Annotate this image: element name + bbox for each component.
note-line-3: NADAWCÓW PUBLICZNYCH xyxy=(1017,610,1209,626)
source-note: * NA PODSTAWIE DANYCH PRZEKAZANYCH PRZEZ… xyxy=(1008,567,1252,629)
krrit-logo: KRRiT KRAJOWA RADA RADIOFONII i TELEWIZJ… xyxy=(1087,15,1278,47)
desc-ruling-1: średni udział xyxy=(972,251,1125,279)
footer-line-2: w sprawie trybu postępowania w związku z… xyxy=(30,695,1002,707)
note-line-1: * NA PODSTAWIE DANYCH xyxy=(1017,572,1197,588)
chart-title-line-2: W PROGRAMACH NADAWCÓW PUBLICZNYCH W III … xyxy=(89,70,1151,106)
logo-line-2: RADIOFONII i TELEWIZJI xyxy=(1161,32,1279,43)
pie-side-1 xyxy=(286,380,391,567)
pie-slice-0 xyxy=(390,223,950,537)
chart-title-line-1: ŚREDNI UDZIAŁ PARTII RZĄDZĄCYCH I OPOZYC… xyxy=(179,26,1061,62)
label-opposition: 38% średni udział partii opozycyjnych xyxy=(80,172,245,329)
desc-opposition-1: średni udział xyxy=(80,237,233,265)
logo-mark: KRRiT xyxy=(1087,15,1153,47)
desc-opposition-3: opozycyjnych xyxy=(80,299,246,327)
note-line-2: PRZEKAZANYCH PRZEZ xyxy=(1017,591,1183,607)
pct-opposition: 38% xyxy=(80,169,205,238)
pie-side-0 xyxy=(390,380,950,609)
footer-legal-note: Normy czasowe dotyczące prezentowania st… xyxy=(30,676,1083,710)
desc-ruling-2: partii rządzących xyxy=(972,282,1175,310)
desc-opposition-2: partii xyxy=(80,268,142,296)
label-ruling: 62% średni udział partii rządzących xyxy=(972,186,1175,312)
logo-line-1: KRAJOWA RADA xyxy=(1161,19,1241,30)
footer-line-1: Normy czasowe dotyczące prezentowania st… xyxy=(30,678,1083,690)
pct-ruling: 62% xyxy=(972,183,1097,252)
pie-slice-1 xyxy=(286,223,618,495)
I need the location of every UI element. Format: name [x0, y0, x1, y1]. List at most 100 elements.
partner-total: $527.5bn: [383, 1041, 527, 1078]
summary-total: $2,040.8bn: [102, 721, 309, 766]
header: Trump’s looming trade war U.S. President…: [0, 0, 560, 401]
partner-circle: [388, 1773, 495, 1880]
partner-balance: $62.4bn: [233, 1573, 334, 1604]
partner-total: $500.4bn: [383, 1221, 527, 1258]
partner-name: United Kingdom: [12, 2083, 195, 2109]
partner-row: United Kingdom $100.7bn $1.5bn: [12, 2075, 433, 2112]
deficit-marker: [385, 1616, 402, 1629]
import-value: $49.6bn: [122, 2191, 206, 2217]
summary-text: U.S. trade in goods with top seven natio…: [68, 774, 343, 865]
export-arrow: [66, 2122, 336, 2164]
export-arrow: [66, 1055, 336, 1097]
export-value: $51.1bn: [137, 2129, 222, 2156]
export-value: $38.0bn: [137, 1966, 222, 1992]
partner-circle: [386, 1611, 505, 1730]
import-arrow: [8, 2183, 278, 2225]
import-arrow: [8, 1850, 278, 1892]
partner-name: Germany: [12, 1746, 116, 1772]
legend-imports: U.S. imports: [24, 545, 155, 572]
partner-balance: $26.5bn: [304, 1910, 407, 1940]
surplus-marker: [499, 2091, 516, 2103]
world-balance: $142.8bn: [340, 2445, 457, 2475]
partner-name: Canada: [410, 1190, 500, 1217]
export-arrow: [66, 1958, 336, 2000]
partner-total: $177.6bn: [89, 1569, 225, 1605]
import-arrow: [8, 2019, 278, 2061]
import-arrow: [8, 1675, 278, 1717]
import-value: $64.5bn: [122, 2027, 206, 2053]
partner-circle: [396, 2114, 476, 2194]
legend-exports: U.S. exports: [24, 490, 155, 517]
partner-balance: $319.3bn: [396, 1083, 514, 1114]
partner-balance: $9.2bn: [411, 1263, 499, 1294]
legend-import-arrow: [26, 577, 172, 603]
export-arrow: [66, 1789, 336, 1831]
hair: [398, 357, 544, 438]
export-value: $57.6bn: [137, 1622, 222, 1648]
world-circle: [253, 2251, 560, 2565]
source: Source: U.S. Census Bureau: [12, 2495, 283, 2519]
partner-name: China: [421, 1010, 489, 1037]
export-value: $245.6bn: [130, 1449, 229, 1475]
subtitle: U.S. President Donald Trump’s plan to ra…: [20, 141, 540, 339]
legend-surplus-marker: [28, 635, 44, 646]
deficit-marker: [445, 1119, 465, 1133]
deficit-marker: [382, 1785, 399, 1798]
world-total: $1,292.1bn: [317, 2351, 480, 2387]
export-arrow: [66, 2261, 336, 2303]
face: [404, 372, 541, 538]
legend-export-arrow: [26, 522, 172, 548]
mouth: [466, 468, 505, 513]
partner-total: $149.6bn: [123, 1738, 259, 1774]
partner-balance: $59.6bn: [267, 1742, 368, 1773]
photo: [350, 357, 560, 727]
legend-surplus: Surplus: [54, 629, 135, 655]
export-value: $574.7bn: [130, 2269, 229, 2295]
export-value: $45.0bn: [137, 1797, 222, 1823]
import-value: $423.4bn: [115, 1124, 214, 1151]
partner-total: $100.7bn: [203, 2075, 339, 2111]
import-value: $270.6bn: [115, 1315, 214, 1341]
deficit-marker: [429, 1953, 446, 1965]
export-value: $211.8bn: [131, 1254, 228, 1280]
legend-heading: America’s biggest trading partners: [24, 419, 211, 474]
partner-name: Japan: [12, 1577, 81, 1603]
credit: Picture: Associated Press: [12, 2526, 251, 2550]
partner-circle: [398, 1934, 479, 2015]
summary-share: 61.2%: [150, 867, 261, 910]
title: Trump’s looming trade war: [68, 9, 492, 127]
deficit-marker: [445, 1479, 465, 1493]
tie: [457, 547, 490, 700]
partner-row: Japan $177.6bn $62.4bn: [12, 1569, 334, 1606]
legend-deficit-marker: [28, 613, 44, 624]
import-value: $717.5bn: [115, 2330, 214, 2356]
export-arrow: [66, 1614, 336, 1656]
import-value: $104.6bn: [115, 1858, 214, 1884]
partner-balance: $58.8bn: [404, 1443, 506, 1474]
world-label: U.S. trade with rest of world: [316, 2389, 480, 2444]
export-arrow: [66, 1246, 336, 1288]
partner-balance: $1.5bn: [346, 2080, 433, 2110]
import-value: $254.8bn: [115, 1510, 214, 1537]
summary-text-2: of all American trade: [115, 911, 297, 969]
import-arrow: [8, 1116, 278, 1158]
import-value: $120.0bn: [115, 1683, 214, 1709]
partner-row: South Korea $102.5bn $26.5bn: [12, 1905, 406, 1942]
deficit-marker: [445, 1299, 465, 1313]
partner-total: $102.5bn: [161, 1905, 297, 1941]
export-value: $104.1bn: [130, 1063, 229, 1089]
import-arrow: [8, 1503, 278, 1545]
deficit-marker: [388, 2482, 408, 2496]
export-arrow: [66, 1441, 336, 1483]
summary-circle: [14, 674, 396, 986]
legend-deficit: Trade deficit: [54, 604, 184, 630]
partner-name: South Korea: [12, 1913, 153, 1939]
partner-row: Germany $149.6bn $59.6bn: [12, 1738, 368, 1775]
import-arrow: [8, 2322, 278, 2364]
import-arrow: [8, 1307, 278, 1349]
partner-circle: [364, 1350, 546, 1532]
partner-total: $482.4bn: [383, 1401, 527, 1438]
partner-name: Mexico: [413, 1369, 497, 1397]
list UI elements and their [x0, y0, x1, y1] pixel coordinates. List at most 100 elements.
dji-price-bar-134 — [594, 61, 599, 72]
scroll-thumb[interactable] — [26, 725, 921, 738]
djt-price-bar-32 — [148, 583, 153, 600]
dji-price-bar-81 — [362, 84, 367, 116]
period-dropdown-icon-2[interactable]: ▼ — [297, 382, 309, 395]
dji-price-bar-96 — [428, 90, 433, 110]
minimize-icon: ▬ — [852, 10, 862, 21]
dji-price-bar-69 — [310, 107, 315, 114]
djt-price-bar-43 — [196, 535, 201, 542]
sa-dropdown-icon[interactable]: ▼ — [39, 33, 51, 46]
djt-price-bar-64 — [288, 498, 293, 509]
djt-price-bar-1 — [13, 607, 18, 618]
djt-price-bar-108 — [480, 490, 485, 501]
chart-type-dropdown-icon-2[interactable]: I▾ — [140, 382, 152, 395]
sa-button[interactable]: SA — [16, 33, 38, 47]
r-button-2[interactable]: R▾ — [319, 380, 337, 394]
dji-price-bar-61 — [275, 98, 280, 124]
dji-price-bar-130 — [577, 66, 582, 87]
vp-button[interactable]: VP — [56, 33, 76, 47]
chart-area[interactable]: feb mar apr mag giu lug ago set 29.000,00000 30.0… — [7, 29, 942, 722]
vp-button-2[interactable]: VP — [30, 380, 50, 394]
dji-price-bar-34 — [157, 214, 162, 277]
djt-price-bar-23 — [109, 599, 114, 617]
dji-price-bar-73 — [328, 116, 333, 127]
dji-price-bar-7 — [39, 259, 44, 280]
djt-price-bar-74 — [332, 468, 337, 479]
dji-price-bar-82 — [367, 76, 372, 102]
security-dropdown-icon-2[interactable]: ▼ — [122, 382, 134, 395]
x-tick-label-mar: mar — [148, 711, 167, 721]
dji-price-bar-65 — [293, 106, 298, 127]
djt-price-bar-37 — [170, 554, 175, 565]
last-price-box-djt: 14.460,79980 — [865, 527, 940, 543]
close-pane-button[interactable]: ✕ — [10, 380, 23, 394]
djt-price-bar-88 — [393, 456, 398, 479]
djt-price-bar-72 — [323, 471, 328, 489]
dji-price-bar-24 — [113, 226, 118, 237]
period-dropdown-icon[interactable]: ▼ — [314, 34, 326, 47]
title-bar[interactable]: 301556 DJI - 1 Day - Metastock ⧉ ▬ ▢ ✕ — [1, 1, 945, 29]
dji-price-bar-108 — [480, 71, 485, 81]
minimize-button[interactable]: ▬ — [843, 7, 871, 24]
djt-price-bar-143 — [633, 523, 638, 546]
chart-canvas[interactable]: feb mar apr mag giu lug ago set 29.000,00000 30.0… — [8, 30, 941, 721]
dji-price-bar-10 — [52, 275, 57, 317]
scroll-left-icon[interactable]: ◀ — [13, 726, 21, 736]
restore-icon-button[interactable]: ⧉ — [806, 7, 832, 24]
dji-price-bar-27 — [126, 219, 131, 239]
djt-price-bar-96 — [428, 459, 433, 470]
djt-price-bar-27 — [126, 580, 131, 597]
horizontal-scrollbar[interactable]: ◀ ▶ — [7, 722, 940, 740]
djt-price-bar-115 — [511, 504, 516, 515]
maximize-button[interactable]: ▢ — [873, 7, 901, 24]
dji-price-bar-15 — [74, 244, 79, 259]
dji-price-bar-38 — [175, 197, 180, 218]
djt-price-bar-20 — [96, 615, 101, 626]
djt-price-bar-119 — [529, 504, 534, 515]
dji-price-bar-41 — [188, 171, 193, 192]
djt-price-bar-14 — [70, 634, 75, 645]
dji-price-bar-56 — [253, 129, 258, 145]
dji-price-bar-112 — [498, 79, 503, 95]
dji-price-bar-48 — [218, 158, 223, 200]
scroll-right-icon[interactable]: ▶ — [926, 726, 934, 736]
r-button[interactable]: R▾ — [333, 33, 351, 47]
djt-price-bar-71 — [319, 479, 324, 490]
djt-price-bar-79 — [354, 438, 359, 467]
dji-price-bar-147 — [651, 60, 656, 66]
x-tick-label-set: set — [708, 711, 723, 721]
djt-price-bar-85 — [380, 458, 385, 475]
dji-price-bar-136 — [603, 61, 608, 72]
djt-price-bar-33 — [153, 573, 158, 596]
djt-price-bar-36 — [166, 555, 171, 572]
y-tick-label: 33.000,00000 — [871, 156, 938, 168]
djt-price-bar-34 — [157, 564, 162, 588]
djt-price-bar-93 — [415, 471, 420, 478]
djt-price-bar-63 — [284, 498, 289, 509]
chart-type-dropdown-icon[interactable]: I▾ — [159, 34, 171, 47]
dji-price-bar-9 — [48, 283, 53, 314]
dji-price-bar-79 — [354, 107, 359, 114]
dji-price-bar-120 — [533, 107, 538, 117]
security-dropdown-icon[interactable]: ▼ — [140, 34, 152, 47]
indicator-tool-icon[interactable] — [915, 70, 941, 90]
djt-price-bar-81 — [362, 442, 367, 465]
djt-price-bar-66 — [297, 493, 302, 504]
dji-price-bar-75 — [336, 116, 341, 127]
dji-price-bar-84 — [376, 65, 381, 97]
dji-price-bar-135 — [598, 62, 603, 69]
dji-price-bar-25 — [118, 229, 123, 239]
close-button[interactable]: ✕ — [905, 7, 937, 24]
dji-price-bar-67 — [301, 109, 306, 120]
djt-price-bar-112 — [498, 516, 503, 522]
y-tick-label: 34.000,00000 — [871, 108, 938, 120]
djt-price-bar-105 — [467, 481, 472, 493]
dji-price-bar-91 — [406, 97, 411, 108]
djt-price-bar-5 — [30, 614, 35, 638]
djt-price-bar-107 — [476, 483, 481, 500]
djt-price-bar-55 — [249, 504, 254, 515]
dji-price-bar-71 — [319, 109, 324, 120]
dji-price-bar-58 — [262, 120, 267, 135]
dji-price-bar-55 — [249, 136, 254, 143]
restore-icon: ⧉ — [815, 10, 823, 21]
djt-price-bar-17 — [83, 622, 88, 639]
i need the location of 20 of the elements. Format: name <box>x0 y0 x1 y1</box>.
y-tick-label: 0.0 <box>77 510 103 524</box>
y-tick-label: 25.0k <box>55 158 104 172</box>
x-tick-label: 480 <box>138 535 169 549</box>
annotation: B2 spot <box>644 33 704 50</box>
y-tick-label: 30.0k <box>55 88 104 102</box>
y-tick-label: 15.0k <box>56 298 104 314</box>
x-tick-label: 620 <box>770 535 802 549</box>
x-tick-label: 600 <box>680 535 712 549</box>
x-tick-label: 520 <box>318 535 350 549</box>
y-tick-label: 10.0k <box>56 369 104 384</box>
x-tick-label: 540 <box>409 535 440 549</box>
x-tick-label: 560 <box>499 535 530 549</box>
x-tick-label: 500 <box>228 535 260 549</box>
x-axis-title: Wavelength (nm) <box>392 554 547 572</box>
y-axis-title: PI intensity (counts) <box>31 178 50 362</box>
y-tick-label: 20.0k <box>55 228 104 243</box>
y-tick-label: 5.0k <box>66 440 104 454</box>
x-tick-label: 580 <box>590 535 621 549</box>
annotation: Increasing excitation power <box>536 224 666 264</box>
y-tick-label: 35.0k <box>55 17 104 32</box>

· · ·

Goal
Reproduce everything from the start of the records above down to the line containing "desc-ruling-1: średni udział", with both ends included.

Output of the task
Annotate this image: element name + bbox for each component.
note-line-3: NADAWCÓW PUBLICZNYCH xyxy=(1017,610,1209,626)
source-note: * NA PODSTAWIE DANYCH PRZEKAZANYCH PRZEZ… xyxy=(1008,567,1252,629)
krrit-logo: KRRiT KRAJOWA RADA RADIOFONII i TELEWIZJ… xyxy=(1087,15,1278,47)
desc-ruling-1: średni udział xyxy=(972,251,1125,279)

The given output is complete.